##### Raw records

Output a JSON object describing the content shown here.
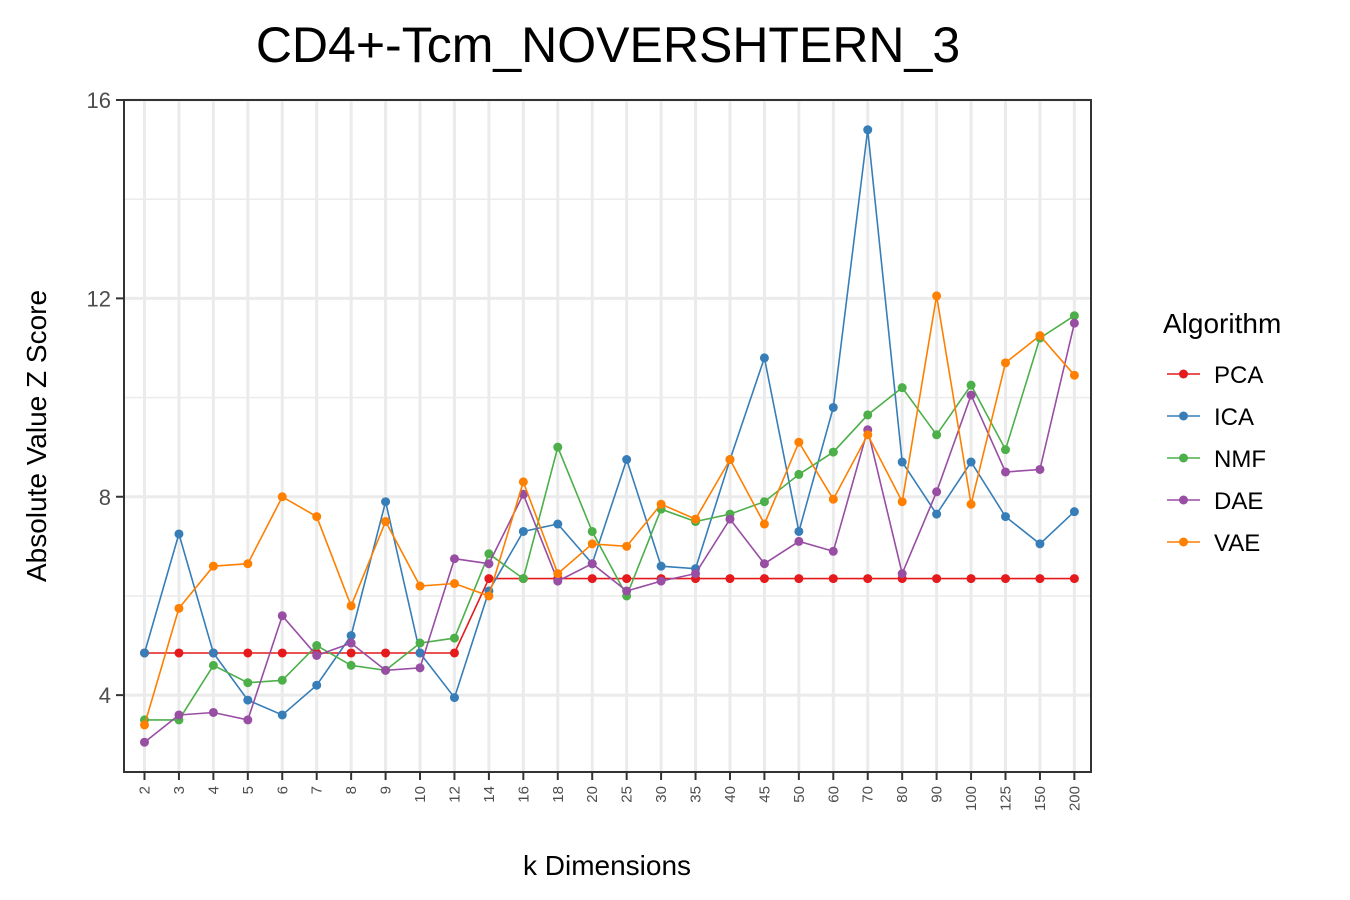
{
  "chart_data": {
    "type": "line",
    "title": "CD4+-Tcm_NOVERSHTERN_3",
    "xlabel": "k Dimensions",
    "ylabel": "Absolute Value Z Score",
    "categories": [
      "2",
      "3",
      "4",
      "5",
      "6",
      "7",
      "8",
      "9",
      "10",
      "12",
      "14",
      "16",
      "18",
      "20",
      "25",
      "30",
      "35",
      "40",
      "45",
      "50",
      "60",
      "70",
      "80",
      "90",
      "100",
      "125",
      "150",
      "200"
    ],
    "ylim": [
      2.45,
      16
    ],
    "yticks": [
      4,
      8,
      12,
      16
    ],
    "grid": true,
    "legend": {
      "title": "Algorithm",
      "position": "right"
    },
    "series": [
      {
        "name": "PCA",
        "color": "#E41A1C",
        "values": [
          4.85,
          4.85,
          4.85,
          4.85,
          4.85,
          4.85,
          4.85,
          4.85,
          4.85,
          4.85,
          6.35,
          6.35,
          6.35,
          6.35,
          6.35,
          6.35,
          6.35,
          6.35,
          6.35,
          6.35,
          6.35,
          6.35,
          6.35,
          6.35,
          6.35,
          6.35,
          6.35,
          6.35
        ]
      },
      {
        "name": "ICA",
        "color": "#377EB8",
        "values": [
          4.85,
          7.25,
          4.85,
          3.9,
          3.6,
          4.2,
          5.2,
          7.9,
          4.85,
          3.95,
          6.1,
          7.3,
          7.45,
          6.65,
          8.75,
          6.6,
          6.55,
          8.75,
          10.8,
          7.3,
          9.8,
          15.4,
          8.7,
          7.65,
          8.7,
          7.6,
          7.05,
          7.7
        ]
      },
      {
        "name": "NMF",
        "color": "#4DAF4A",
        "values": [
          3.5,
          3.5,
          4.6,
          4.25,
          4.3,
          5.0,
          4.6,
          4.5,
          5.05,
          5.15,
          6.85,
          6.35,
          9.0,
          7.3,
          6.0,
          7.75,
          7.5,
          7.65,
          7.9,
          8.45,
          8.9,
          9.65,
          10.2,
          9.25,
          10.25,
          8.95,
          11.2,
          11.65
        ]
      },
      {
        "name": "DAE",
        "color": "#984EA3",
        "values": [
          3.05,
          3.6,
          3.65,
          3.5,
          5.6,
          4.8,
          5.05,
          4.5,
          4.55,
          6.75,
          6.65,
          8.05,
          6.3,
          6.65,
          6.1,
          6.3,
          6.45,
          7.55,
          6.65,
          7.1,
          6.9,
          9.35,
          6.45,
          8.1,
          10.05,
          8.5,
          8.55,
          11.5
        ]
      },
      {
        "name": "VAE",
        "color": "#FF7F00",
        "values": [
          3.4,
          5.75,
          6.6,
          6.65,
          8.0,
          7.6,
          5.8,
          7.5,
          6.2,
          6.25,
          6.0,
          8.3,
          6.45,
          7.05,
          7.0,
          7.85,
          7.55,
          8.75,
          7.45,
          9.1,
          7.95,
          9.25,
          7.9,
          12.05,
          7.85,
          10.7,
          11.25,
          10.45
        ]
      }
    ]
  }
}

##########

## What is being asked
Find every line above that contains the word "title", and return each one.

## Output for this task
    "title": "CD4+-Tcm_NOVERSHTERN_3",
      "title": "Algorithm",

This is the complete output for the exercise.